**WHAT YOU NEED TO DO**
Pictures stay out of the copy; set down each line of the listing below exactly.

— begin MATERIALS PROVIDED —

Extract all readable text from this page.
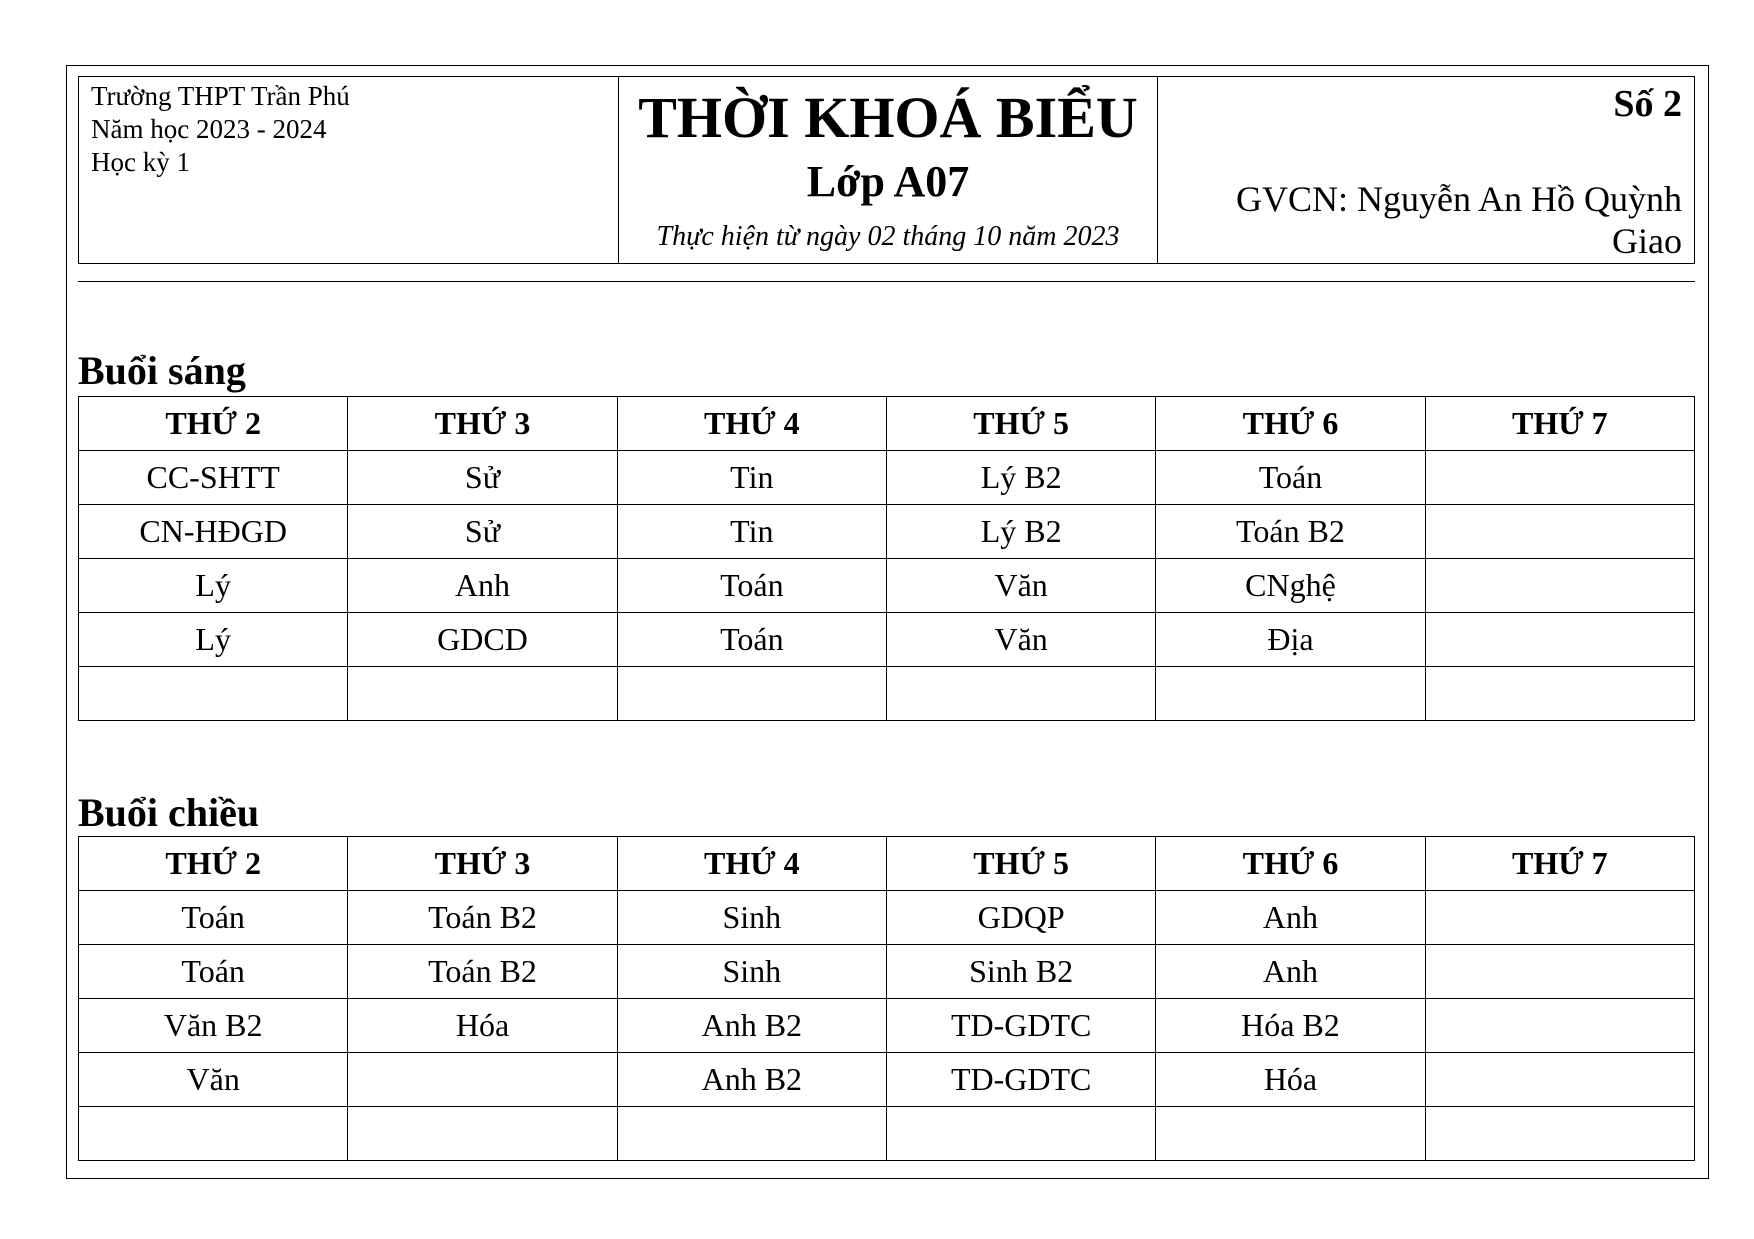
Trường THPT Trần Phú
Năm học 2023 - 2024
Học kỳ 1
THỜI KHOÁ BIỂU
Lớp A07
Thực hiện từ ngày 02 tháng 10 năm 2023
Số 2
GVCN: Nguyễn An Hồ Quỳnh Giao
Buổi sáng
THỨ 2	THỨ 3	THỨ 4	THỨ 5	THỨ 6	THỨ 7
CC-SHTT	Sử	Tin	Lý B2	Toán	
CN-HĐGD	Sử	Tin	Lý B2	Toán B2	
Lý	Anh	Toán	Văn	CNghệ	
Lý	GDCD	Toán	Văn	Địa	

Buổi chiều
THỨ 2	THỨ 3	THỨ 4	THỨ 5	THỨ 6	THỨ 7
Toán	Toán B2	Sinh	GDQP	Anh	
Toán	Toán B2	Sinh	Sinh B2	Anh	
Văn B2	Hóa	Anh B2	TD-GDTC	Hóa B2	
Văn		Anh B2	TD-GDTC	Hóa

— end MATERIALS PROVIDED —

**TASK OUTPUT**
Extract all readable text from this page.
Trường THPT Trần Phú
Năm học 2023 - 2024
Học kỳ 1
THỜI KHOÁ BIỂU
Lớp A07
Thực hiện từ ngày 02 tháng 10 năm 2023
Số 2
GVCN: Nguyễn An Hồ Quỳnh Giao
Buổi sáng
THỨ 2	THỨ 3	THỨ 4	THỨ 5	THỨ 6	THỨ 7
CC-SHTT	Sử	Tin	Lý B2	Toán	
CN-HĐGD	Sử	Tin	Lý B2	Toán B2	
Lý	Anh	Toán	Văn	CNghệ	
Lý	GDCD	Toán	Văn	Địa	

Buổi chiều
THỨ 2	THỨ 3	THỨ 4	THỨ 5	THỨ 6	THỨ 7
Toán	Toán B2	Sinh	GDQP	Anh	
Toán	Toán B2	Sinh	Sinh B2	Anh	
Văn B2	Hóa	Anh B2	TD-GDTC	Hóa B2	
Văn		Anh B2	TD-GDTC	Hóa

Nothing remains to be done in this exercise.